Lines of data:
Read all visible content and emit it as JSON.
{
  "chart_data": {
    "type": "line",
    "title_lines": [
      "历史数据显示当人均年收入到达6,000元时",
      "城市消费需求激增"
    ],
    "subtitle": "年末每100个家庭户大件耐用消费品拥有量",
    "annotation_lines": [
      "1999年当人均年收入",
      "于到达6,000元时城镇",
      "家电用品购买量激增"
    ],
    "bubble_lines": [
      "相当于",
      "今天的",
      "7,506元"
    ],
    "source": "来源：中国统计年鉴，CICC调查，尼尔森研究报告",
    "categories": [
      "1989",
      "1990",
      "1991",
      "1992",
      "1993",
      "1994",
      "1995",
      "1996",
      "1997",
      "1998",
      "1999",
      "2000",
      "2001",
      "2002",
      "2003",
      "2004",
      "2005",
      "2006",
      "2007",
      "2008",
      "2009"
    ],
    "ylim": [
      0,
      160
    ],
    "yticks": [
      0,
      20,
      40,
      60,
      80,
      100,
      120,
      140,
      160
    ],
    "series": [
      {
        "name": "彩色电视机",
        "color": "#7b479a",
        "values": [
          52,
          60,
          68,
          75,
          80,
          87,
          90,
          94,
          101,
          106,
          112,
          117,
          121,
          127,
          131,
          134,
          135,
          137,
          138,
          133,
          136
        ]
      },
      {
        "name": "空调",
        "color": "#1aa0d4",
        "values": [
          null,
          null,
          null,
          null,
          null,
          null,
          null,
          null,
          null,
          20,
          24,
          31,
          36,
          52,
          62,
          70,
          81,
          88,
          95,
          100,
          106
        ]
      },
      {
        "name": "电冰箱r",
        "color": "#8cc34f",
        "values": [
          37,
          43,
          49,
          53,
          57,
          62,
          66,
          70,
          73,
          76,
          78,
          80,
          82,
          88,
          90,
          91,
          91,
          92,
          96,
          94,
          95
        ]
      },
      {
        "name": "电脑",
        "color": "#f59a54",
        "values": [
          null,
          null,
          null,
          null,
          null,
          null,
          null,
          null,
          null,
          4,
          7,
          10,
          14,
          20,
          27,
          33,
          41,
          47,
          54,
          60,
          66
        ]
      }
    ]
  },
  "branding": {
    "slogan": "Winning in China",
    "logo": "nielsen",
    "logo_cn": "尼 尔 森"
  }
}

_PROBLEM TO WORK ON:_ Reproduce every line of the data verbatim.

_CORRECT RESULT:_
Read all visible content and emit it as JSON.
{
  "chart_data": {
    "type": "line",
    "title_lines": [
      "历史数据显示当人均年收入到达6,000元时",
      "城市消费需求激增"
    ],
    "subtitle": "年末每100个家庭户大件耐用消费品拥有量",
    "annotation_lines": [
      "1999年当人均年收入",
      "于到达6,000元时城镇",
      "家电用品购买量激增"
    ],
    "bubble_lines": [
      "相当于",
      "今天的",
      "7,506元"
    ],
    "source": "来源：中国统计年鉴，CICC调查，尼尔森研究报告",
    "categories": [
      "1989",
      "1990",
      "1991",
      "1992",
      "1993",
      "1994",
      "1995",
      "1996",
      "1997",
      "1998",
      "1999",
      "2000",
      "2001",
      "2002",
      "2003",
      "2004",
      "2005",
      "2006",
      "2007",
      "2008",
      "2009"
    ],
    "ylim": [
      0,
      160
    ],
    "yticks": [
      0,
      20,
      40,
      60,
      80,
      100,
      120,
      140,
      160
    ],
    "series": [
      {
        "name": "彩色电视机",
        "color": "#7b479a",
        "values": [
          52,
          60,
          68,
          75,
          80,
          87,
          90,
          94,
          101,
          106,
          112,
          117,
          121,
          127,
          131,
          134,
          135,
          137,
          138,
          133,
          136
        ]
      },
      {
        "name": "空调",
        "color": "#1aa0d4",
        "values": [
          null,
          null,
          null,
          null,
          null,
          null,
          null,
          null,
          null,
          20,
          24,
          31,
          36,
          52,
          62,
          70,
          81,
          88,
          95,
          100,
          106
        ]
      },
      {
        "name": "电冰箱r",
        "color": "#8cc34f",
        "values": [
          37,
          43,
          49,
          53,
          57,
          62,
          66,
          70,
          73,
          76,
          78,
          80,
          82,
          88,
          90,
          91,
          91,
          92,
          96,
          94,
          95
        ]
      },
      {
        "name": "电脑",
        "color": "#f59a54",
        "values": [
          null,
          null,
          null,
          null,
          null,
          null,
          null,
          null,
          null,
          4,
          7,
          10,
          14,
          20,
          27,
          33,
          41,
          47,
          54,
          60,
          66
        ]
      }
    ]
  },
  "branding": {
    "slogan": "Winning in China",
    "logo": "nielsen",
    "logo_cn": "尼 尔 森"
  }
}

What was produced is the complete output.